▶ Data entries:
--- Begin ---

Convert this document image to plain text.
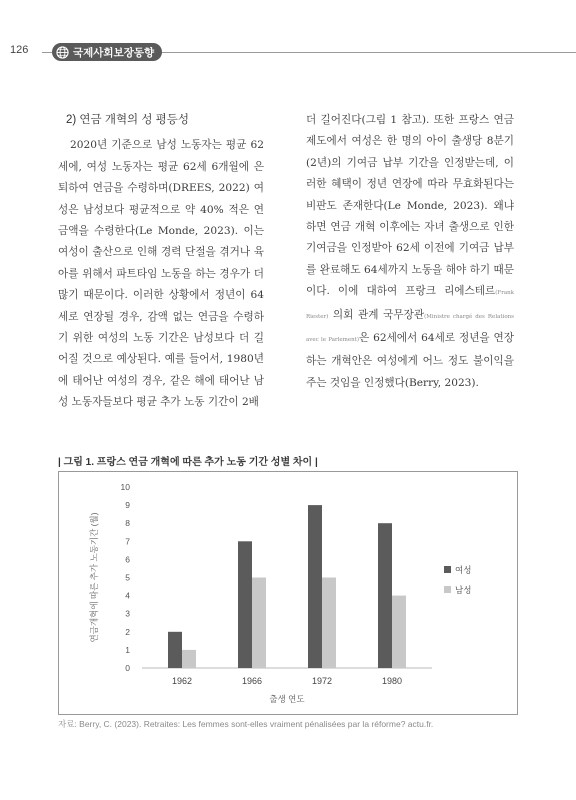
126	국제사회보장동향
2) 연금 개혁의 성 평등성

2020년 기준으로 남성 노동자는 평균 62세에, 여성 노동자는 평균 62세 6개월에 은퇴하여 연금을 수령하며(DREES, 2022) 여성은 남성보다 평균적으로 약 40% 적은 연금액을 수령한다(Le Monde, 2023). 이는 여성이 출산으로 인해 경력 단절을 겪거나 육아를 위해서 파트타임 노동을 하는 경우가 더 많기 때문이다. 이러한 상황에서 정년이 64세로 연장될 경우, 감액 없는 연금을 수령하기 위한 여성의 노동 기간은 남성보다 더 길어질 것으로 예상된다. 예를 들어서, 1980년에 태어난 여성의 경우, 같은 해에 태어난 남성 노동자들보다 평균 추가 노동 기간이 2배

더 길어진다(그림 1 참고). 또한 프랑스 연금제도에서 여성은 한 명의 아이 출생당 8분기(2년)의 기여금 납부 기간을 인정받는데, 이러한 혜택이 정년 연장에 따라 무효화된다는 비판도 존재한다(Le Monde, 2023). 왜냐하면 연금 개혁 이후에는 자녀 출생으로 인한 기여금을 인정받아 62세 이전에 기여금 납부를 완료해도 64세까지 노동을 해야 하기 때문이다. 이에 대하여 프랑크 리에스테르(Frank Riester) 의회 관계 국무장관(Ministre chargé des Relations avec le Parlement)은 62세에서 64세로 정년을 연장하는 개혁안은 여성에게 어느 정도 불이익을 주는 것임을 인정했다(Berry, 2023).

| 그림 1. 프랑스 연금 개혁에 따른 추가 노동 기간 성별 차이 |
0
1
2
3
4
5
6
7
8
9
10
1962	1966	1972	1980
출생 연도
연금개혁에 따른 추가 노동기간 (월)	여성
남성
자료: Berry, C. (2023). Retraites: Les femmes sont-elles vraiment pénalisées par la réforme? actu.fr.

--- End ---

▶ Task to carry out:
Set the entries down again exactly. Do not include the images.

▶ Response to this exercise:
Convert this document image to plain text.
126	국제사회보장동향
2) 연금 개혁의 성 평등성

2020년 기준으로 남성 노동자는 평균 62세에, 여성 노동자는 평균 62세 6개월에 은퇴하여 연금을 수령하며(DREES, 2022) 여성은 남성보다 평균적으로 약 40% 적은 연금액을 수령한다(Le Monde, 2023). 이는 여성이 출산으로 인해 경력 단절을 겪거나 육아를 위해서 파트타임 노동을 하는 경우가 더 많기 때문이다. 이러한 상황에서 정년이 64세로 연장될 경우, 감액 없는 연금을 수령하기 위한 여성의 노동 기간은 남성보다 더 길어질 것으로 예상된다. 예를 들어서, 1980년에 태어난 여성의 경우, 같은 해에 태어난 남성 노동자들보다 평균 추가 노동 기간이 2배

더 길어진다(그림 1 참고). 또한 프랑스 연금제도에서 여성은 한 명의 아이 출생당 8분기(2년)의 기여금 납부 기간을 인정받는데, 이러한 혜택이 정년 연장에 따라 무효화된다는 비판도 존재한다(Le Monde, 2023). 왜냐하면 연금 개혁 이후에는 자녀 출생으로 인한 기여금을 인정받아 62세 이전에 기여금 납부를 완료해도 64세까지 노동을 해야 하기 때문이다. 이에 대하여 프랑크 리에스테르(Frank Riester) 의회 관계 국무장관(Ministre chargé des Relations avec le Parlement)은 62세에서 64세로 정년을 연장하는 개혁안은 여성에게 어느 정도 불이익을 주는 것임을 인정했다(Berry, 2023).

| 그림 1. 프랑스 연금 개혁에 따른 추가 노동 기간 성별 차이 |
0
1
2
3
4
5
6
7
8
9
10
1962	1966	1972	1980
출생 연도
연금개혁에 따른 추가 노동기간 (월)	여성
남성
자료: Berry, C. (2023). Retraites: Les femmes sont-elles vraiment pénalisées par la réforme? actu.fr.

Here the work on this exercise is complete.